Recorded data:
----
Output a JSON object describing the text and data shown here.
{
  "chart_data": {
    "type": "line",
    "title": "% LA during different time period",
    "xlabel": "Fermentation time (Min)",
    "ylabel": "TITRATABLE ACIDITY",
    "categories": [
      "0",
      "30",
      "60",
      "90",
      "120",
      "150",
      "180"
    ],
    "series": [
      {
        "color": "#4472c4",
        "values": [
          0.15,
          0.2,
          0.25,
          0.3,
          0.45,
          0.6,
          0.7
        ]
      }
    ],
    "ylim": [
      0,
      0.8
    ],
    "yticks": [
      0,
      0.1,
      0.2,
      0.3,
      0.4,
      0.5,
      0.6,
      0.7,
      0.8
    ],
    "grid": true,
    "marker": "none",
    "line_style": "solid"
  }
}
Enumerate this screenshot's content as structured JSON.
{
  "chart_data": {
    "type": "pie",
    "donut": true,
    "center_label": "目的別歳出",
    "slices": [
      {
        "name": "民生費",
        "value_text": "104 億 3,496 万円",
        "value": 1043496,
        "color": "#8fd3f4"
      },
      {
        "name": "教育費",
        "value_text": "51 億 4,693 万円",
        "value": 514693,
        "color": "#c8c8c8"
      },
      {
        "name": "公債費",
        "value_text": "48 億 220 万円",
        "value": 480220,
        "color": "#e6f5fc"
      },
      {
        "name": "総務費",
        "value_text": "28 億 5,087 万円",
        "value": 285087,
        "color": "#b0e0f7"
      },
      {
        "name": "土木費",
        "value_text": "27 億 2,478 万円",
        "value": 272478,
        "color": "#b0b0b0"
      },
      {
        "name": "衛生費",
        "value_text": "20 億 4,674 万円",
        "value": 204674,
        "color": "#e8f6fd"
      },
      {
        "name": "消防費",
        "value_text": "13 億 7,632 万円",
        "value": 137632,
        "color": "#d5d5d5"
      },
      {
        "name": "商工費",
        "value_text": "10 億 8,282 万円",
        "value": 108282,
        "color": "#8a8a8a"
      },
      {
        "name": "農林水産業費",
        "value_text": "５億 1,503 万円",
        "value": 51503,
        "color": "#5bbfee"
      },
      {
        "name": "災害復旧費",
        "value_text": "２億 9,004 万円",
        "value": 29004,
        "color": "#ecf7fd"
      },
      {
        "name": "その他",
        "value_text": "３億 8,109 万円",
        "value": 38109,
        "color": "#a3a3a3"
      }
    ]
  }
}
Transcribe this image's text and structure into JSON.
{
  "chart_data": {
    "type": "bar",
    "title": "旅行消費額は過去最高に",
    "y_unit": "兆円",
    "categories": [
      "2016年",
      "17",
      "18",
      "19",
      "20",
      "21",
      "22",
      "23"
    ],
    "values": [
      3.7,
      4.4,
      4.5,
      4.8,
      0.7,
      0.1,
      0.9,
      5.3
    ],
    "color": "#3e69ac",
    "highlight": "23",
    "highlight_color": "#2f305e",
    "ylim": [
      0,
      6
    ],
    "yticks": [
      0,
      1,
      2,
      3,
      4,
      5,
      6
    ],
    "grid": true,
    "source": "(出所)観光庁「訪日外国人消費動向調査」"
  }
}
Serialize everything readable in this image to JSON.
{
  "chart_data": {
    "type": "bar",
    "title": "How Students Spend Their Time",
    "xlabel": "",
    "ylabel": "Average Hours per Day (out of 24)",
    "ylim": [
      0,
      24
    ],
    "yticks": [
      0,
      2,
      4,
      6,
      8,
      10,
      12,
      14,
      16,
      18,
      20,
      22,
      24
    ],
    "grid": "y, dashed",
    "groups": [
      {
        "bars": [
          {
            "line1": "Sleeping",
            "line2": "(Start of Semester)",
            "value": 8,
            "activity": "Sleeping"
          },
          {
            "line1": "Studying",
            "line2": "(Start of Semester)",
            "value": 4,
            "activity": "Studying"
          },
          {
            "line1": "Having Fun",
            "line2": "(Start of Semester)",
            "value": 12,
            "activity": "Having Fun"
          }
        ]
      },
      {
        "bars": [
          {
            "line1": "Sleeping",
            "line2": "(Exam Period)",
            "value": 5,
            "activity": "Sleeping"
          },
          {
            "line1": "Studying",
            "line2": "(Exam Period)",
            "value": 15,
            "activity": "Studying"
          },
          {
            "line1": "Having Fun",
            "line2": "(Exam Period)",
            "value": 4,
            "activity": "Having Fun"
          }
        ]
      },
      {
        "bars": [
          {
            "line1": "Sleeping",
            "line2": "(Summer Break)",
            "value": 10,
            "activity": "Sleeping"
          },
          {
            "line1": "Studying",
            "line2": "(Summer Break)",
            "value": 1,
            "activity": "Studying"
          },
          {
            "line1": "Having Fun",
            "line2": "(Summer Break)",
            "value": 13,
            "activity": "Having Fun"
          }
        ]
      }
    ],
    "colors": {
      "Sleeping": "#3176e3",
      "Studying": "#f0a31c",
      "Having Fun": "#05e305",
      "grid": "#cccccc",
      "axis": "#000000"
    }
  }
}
----
AIM OF THE EXERCISE:
Write all of the records out again exactly.

PROBLEM SOLUTION:
Output a JSON object describing the text and data shown here.
{
  "chart_data": {
    "type": "line",
    "title": "% LA during different time period",
    "xlabel": "Fermentation time (Min)",
    "ylabel": "TITRATABLE ACIDITY",
    "categories": [
      "0",
      "30",
      "60",
      "90",
      "120",
      "150",
      "180"
    ],
    "series": [
      {
        "color": "#4472c4",
        "values": [
          0.15,
          0.2,
          0.25,
          0.3,
          0.45,
          0.6,
          0.7
        ]
      }
    ],
    "ylim": [
      0,
      0.8
    ],
    "yticks": [
      0,
      0.1,
      0.2,
      0.3,
      0.4,
      0.5,
      0.6,
      0.7,
      0.8
    ],
    "grid": true,
    "marker": "none",
    "line_style": "solid"
  }
}
Enumerate this screenshot's content as structured JSON.
{
  "chart_data": {
    "type": "pie",
    "donut": true,
    "center_label": "目的別歳出",
    "slices": [
      {
        "name": "民生費",
        "value_text": "104 億 3,496 万円",
        "value": 1043496,
        "color": "#8fd3f4"
      },
      {
        "name": "教育費",
        "value_text": "51 億 4,693 万円",
        "value": 514693,
        "color": "#c8c8c8"
      },
      {
        "name": "公債費",
        "value_text": "48 億 220 万円",
        "value": 480220,
        "color": "#e6f5fc"
      },
      {
        "name": "総務費",
        "value_text": "28 億 5,087 万円",
        "value": 285087,
        "color": "#b0e0f7"
      },
      {
        "name": "土木費",
        "value_text": "27 億 2,478 万円",
        "value": 272478,
        "color": "#b0b0b0"
      },
      {
        "name": "衛生費",
        "value_text": "20 億 4,674 万円",
        "value": 204674,
        "color": "#e8f6fd"
      },
      {
        "name": "消防費",
        "value_text": "13 億 7,632 万円",
        "value": 137632,
        "color": "#d5d5d5"
      },
      {
        "name": "商工費",
        "value_text": "10 億 8,282 万円",
        "value": 108282,
        "color": "#8a8a8a"
      },
      {
        "name": "農林水産業費",
        "value_text": "５億 1,503 万円",
        "value": 51503,
        "color": "#5bbfee"
      },
      {
        "name": "災害復旧費",
        "value_text": "２億 9,004 万円",
        "value": 29004,
        "color": "#ecf7fd"
      },
      {
        "name": "その他",
        "value_text": "３億 8,109 万円",
        "value": 38109,
        "color": "#a3a3a3"
      }
    ]
  }
}
Transcribe this image's text and structure into JSON.
{
  "chart_data": {
    "type": "bar",
    "title": "旅行消費額は過去最高に",
    "y_unit": "兆円",
    "categories": [
      "2016年",
      "17",
      "18",
      "19",
      "20",
      "21",
      "22",
      "23"
    ],
    "values": [
      3.7,
      4.4,
      4.5,
      4.8,
      0.7,
      0.1,
      0.9,
      5.3
    ],
    "color": "#3e69ac",
    "highlight": "23",
    "highlight_color": "#2f305e",
    "ylim": [
      0,
      6
    ],
    "yticks": [
      0,
      1,
      2,
      3,
      4,
      5,
      6
    ],
    "grid": true,
    "source": "(出所)観光庁「訪日外国人消費動向調査」"
  }
}
Serialize everything readable in this image to JSON.
{
  "chart_data": {
    "type": "bar",
    "title": "How Students Spend Their Time",
    "xlabel": "",
    "ylabel": "Average Hours per Day (out of 24)",
    "ylim": [
      0,
      24
    ],
    "yticks": [
      0,
      2,
      4,
      6,
      8,
      10,
      12,
      14,
      16,
      18,
      20,
      22,
      24
    ],
    "grid": "y, dashed",
    "groups": [
      {
        "bars": [
          {
            "line1": "Sleeping",
            "line2": "(Start of Semester)",
            "value": 8,
            "activity": "Sleeping"
          },
          {
            "line1": "Studying",
            "line2": "(Start of Semester)",
            "value": 4,
            "activity": "Studying"
          },
          {
            "line1": "Having Fun",
            "line2": "(Start of Semester)",
            "value": 12,
            "activity": "Having Fun"
          }
        ]
      },
      {
        "bars": [
          {
            "line1": "Sleeping",
            "line2": "(Exam Period)",
            "value": 5,
            "activity": "Sleeping"
          },
          {
            "line1": "Studying",
            "line2": "(Exam Period)",
            "value": 15,
            "activity": "Studying"
          },
          {
            "line1": "Having Fun",
            "line2": "(Exam Period)",
            "value": 4,
            "activity": "Having Fun"
          }
        ]
      },
      {
        "bars": [
          {
            "line1": "Sleeping",
            "line2": "(Summer Break)",
            "value": 10,
            "activity": "Sleeping"
          },
          {
            "line1": "Studying",
            "line2": "(Summer Break)",
            "value": 1,
            "activity": "Studying"
          },
          {
            "line1": "Having Fun",
            "line2": "(Summer Break)",
            "value": 13,
            "activity": "Having Fun"
          }
        ]
      }
    ],
    "colors": {
      "Sleeping": "#3176e3",
      "Studying": "#f0a31c",
      "Having Fun": "#05e305",
      "grid": "#cccccc",
      "axis": "#000000"
    }
  }
}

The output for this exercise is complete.